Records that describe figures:
- - - - -

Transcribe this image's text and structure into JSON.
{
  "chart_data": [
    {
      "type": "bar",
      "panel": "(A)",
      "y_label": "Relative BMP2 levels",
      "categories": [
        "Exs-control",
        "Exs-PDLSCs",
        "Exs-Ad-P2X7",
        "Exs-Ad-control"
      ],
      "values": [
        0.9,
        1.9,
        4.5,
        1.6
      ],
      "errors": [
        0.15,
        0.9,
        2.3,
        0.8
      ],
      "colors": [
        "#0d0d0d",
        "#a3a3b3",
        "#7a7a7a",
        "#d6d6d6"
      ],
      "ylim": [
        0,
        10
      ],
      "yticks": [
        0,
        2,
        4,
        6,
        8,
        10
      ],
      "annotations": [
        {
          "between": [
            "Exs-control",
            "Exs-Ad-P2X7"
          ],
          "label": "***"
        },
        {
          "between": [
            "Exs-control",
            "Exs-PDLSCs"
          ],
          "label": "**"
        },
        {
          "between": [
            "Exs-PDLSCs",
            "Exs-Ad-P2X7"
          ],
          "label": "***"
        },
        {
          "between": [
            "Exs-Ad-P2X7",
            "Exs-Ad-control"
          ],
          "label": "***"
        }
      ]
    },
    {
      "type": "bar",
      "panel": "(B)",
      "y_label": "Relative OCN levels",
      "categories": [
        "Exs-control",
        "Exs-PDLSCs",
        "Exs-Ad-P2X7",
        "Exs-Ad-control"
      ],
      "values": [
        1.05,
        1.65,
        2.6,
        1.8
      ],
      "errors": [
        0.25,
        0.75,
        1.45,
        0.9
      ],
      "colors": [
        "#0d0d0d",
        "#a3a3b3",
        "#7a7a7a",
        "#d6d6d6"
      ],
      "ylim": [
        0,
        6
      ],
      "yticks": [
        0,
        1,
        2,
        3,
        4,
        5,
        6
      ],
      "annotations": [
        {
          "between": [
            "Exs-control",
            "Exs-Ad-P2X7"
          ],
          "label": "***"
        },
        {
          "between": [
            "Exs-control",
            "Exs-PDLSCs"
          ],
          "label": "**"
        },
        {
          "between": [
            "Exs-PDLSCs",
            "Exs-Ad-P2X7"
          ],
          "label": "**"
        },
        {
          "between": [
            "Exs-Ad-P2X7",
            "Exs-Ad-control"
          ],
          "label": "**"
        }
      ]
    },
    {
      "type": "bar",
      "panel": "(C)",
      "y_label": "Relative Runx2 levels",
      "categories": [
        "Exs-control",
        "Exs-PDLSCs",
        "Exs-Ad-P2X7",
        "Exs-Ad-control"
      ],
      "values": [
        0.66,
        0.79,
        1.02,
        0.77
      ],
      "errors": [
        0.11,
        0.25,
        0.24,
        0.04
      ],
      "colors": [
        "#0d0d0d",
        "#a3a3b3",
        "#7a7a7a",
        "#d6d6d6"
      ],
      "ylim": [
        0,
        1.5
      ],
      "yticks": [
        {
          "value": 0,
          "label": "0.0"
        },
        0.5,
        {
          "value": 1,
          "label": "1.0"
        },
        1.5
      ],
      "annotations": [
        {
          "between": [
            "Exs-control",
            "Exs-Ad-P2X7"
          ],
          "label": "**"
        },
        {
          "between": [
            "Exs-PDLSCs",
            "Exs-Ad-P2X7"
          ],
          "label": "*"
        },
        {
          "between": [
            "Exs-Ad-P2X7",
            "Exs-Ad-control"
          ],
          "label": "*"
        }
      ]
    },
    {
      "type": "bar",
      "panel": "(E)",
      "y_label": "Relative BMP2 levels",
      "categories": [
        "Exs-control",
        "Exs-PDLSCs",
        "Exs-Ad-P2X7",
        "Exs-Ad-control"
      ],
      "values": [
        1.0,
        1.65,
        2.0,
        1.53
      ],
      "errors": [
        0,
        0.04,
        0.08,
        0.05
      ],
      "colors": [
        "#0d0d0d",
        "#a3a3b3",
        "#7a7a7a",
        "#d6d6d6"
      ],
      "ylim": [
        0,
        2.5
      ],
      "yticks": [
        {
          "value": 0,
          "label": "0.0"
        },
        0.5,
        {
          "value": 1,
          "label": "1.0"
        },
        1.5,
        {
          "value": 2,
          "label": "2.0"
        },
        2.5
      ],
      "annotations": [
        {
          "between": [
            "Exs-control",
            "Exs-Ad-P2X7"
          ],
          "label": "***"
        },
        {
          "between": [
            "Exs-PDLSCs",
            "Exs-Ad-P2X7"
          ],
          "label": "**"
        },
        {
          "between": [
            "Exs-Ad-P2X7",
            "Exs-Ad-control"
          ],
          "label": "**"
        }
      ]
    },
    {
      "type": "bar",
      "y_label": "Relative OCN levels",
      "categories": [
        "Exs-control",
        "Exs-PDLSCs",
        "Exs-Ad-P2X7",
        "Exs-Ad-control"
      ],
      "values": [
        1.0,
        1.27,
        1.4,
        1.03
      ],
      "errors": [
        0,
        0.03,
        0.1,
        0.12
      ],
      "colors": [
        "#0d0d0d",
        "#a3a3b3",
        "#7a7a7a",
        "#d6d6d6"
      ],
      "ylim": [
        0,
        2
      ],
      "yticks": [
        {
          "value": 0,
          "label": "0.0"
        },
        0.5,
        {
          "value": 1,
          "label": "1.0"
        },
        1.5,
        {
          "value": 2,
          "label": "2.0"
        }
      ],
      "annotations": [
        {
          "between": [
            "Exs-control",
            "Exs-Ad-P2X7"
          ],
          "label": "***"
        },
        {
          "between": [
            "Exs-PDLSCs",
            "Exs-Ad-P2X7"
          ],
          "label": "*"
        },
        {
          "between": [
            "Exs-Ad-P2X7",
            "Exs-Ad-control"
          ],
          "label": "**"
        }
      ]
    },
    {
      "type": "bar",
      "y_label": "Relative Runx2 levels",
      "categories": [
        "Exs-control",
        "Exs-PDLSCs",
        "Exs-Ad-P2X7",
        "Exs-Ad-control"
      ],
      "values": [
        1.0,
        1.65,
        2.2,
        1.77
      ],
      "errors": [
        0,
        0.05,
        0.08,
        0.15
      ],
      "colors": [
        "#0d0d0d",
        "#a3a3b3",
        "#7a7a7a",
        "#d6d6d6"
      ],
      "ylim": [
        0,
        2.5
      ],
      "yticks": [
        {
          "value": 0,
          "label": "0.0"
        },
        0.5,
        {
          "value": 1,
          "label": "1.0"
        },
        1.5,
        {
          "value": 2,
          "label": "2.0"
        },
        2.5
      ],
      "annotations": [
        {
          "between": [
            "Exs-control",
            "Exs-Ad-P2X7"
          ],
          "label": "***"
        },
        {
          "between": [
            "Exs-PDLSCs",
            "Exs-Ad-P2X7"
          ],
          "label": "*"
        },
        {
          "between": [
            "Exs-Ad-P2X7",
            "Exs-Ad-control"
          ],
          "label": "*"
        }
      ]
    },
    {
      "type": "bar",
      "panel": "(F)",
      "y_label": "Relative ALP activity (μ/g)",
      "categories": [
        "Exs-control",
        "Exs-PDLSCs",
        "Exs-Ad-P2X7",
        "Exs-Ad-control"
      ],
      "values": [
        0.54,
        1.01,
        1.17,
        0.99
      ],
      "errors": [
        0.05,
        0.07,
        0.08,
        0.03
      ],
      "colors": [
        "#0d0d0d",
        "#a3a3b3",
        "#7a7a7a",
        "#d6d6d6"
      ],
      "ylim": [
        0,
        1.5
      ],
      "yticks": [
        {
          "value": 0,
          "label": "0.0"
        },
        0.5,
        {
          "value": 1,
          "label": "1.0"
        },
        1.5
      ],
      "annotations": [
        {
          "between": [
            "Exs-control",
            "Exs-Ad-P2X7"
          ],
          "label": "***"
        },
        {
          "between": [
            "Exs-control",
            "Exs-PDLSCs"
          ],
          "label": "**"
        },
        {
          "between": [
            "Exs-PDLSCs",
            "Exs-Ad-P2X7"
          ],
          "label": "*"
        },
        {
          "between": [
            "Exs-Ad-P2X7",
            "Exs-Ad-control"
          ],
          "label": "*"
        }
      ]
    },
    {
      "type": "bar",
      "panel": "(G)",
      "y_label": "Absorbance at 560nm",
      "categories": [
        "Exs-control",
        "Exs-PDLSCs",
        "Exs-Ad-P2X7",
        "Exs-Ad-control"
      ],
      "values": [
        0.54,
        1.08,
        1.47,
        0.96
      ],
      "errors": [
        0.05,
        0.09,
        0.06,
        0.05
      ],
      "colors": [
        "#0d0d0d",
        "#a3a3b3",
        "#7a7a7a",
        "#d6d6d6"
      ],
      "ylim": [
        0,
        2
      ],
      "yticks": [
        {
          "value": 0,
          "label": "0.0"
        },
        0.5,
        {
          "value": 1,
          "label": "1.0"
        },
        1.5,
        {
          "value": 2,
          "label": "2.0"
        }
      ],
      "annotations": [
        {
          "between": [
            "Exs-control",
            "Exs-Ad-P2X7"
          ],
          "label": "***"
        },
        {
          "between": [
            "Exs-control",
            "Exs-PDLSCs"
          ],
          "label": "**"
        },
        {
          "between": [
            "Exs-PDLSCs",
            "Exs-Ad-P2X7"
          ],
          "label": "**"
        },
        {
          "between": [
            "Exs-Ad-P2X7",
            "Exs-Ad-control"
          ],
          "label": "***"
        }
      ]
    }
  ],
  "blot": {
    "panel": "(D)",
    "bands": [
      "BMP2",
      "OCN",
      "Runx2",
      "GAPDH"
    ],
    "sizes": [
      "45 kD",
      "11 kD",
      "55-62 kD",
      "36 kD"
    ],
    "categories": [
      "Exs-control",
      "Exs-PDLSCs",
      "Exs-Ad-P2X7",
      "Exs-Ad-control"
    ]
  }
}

- - - - -

• Task description
Extract all lines of the records above that include "panel".

• Task answer
      "panel": "(A)",
      "panel": "(B)",
      "panel": "(C)",
      "panel": "(E)",
      "panel": "(F)",
      "panel": "(G)",
    "panel": "(D)",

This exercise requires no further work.